◆ Task instructions ◆
1 - Under the separation agreement provisions, which state's laws govern how the agreement is interpreted and enforced?
2 - Resume the separation agreement provisions after the final clause on amendments and modifications.

◆ Source passage ◆
--------------------------------------------------
A.Governing Law; Waiver of Jury Trial.  This Separation Agreement will be interpreted and enforced in accordance with the laws of the State of Delaware.  Any litigation between the parties must be brought in a court having jurisdiction in New Castle County, Delaware, unless it is necessary for Employer to institute suit in another jurisdiction to obtain injunctive relief to enforce the terms of this Separation Agreement.  Further, the Parties knowingly, voluntarily, and intentionally waive any right to a jury trial with respect to any claims arising in connection with this Separation Agreement.

 

B.Entire Agreement.  This Separation Agreement, the Employment Agreement (as modified or amended by this Separation Agreement), any Executive NDA, and any customer-specific NDA, represent the sole and entire agreement between the parties and supersede any and all prior agreements, negotiations and discussions between the parties with respect to Executive’s employment or the end of that employment by Employer.

 

C.Severability.  If one or more paragraph(s) of this Separation Agreement are ruled invalid or unenforceable, such invalidity or unenforceability will not affect any other provision of that agreement, which will remain in full force and effect.

 

D.Amendments/Modifications.  This Separation Agreement may not be modified orally but only by a writing signed by both Executive and Employer.
--------------------------------------------------
◆ Stored data ◆
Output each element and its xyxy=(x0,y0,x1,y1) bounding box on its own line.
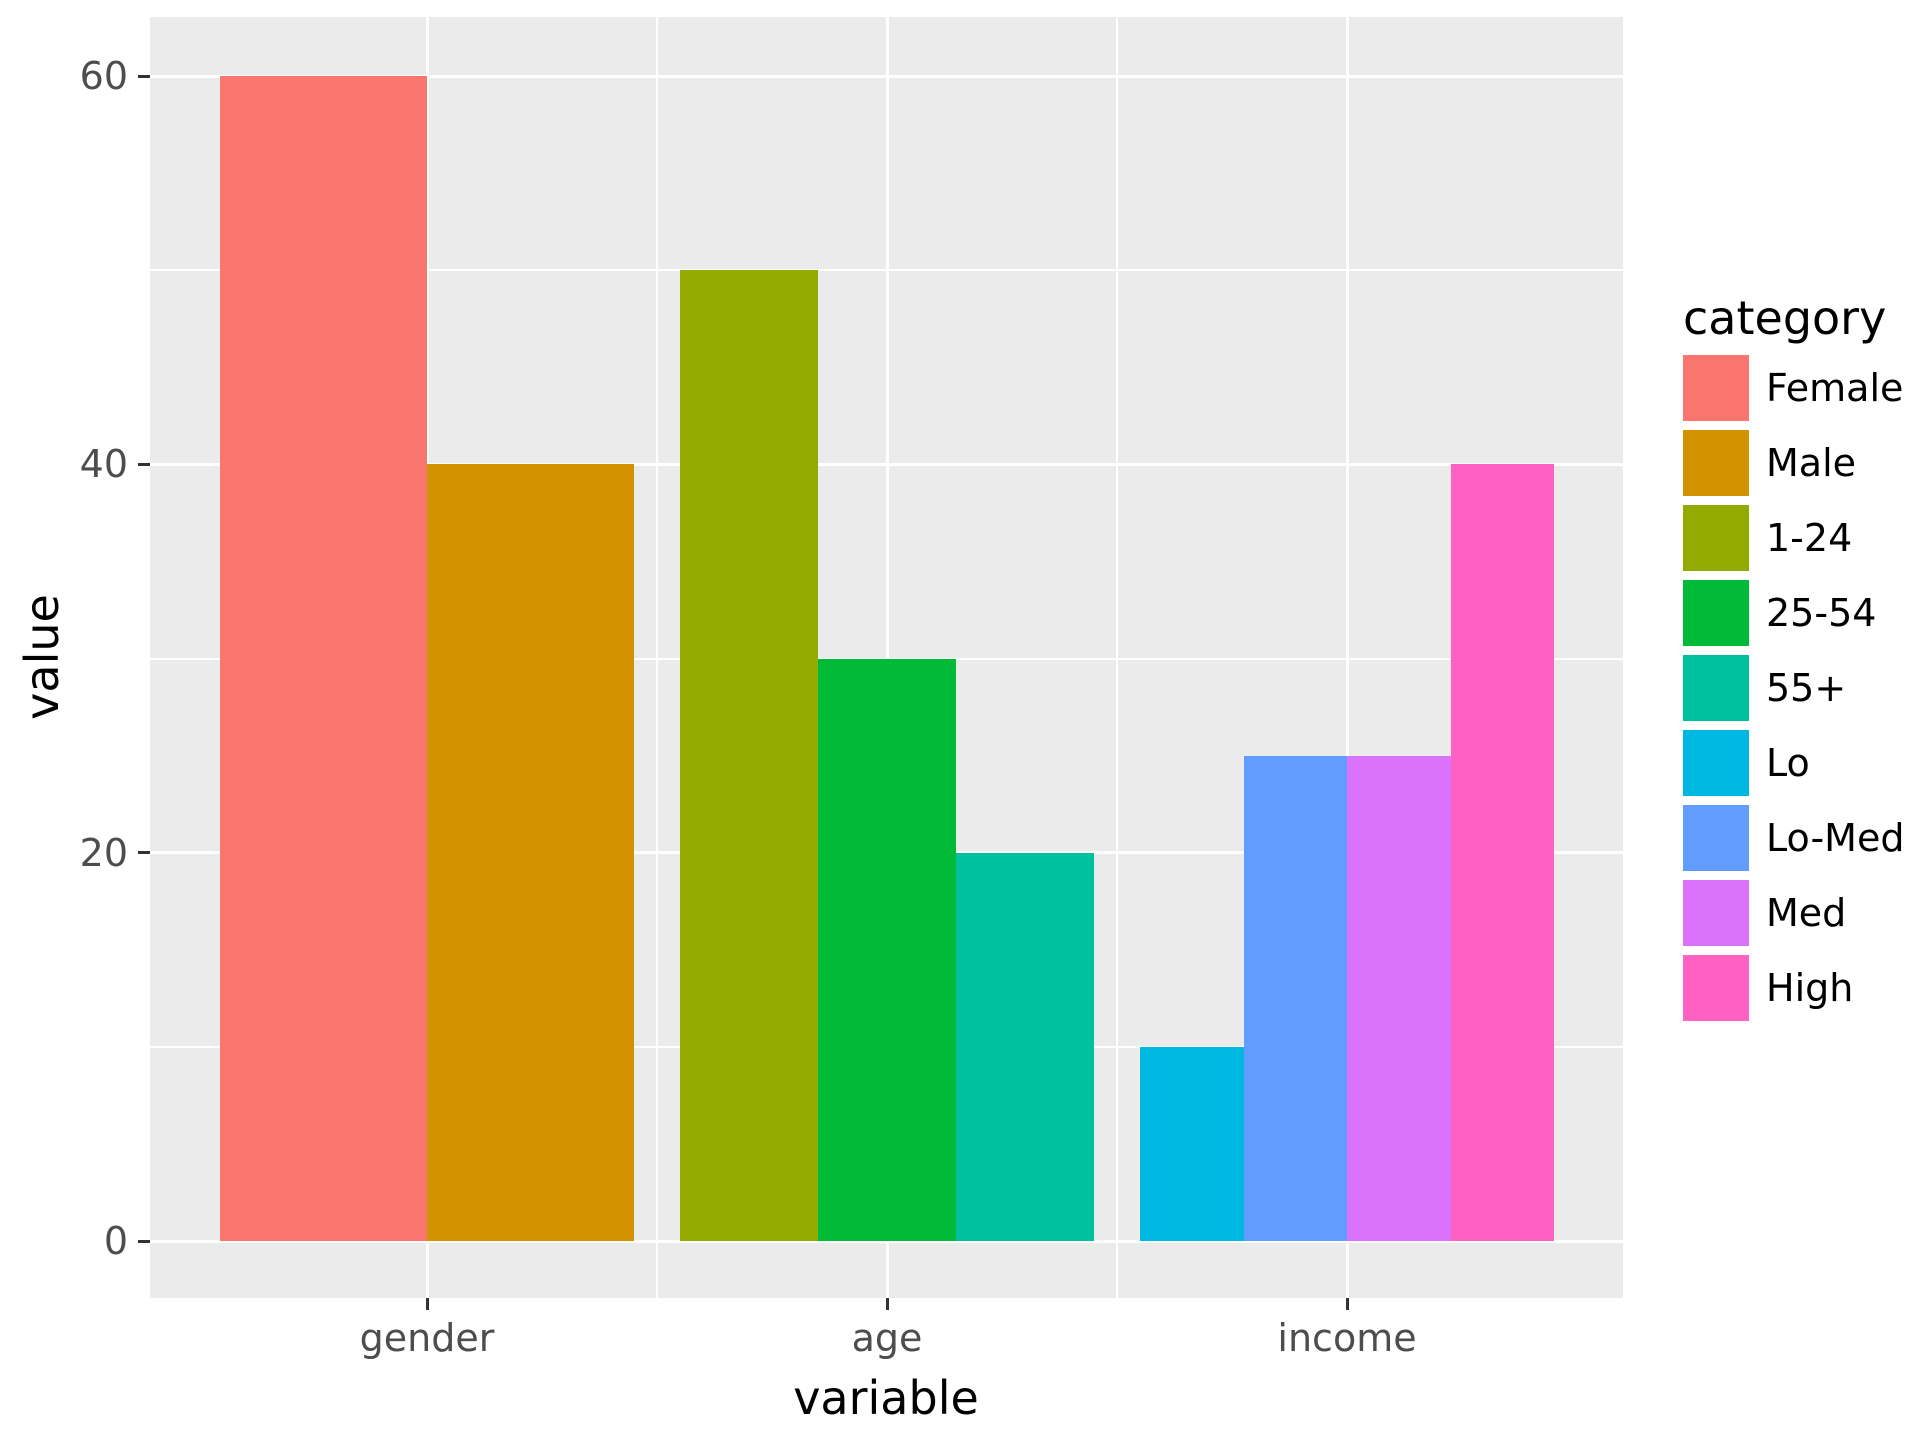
--------------------------------------------------
◆ Set of answers ◆
1 - The laws of the State of Delaware.

2 -
E.Survivability/Assignments.  This Separation Agreement will inure to the benefit of and will be binding upon Employer, its successors and assigns.  Executive’s obligations and duties under this Separation Agreement are personal and not assignable, but Employer will have the right to assign its rights and obligations under this Separation Agreement to any Employer affiliate or successor or to any purchaser(s) of their assets.

 

F.Confidentiality.  Executive and Employer agree that, unless required by law or by a court of competent jurisdiction, this Separation Agreement will remain confidential and will not be used for any purpose other than enforcing their specific terms in any proceeding between the parties to this Separation Agreement.  If either document must be filed in any court, the person seeking to file it will do so only under seal unless prohibited by the court.

 

G.Counterparts.  This Separation Agreement may be signed in counterparts, and all so executed counterparts will constitute one agreement which will be binding on all of the parties to this Separation Agreement, notwithstanding that all of the parties may not have each signed the same signature page.

 

H.Reimbursement of Legal Fees. Within  30 days of the presentation of a detailed invoice, Employer shall reimburse Executive up to $15,000 to cover his reasonable legal expenses in connection with the review and negotiation of this Separation Agreement.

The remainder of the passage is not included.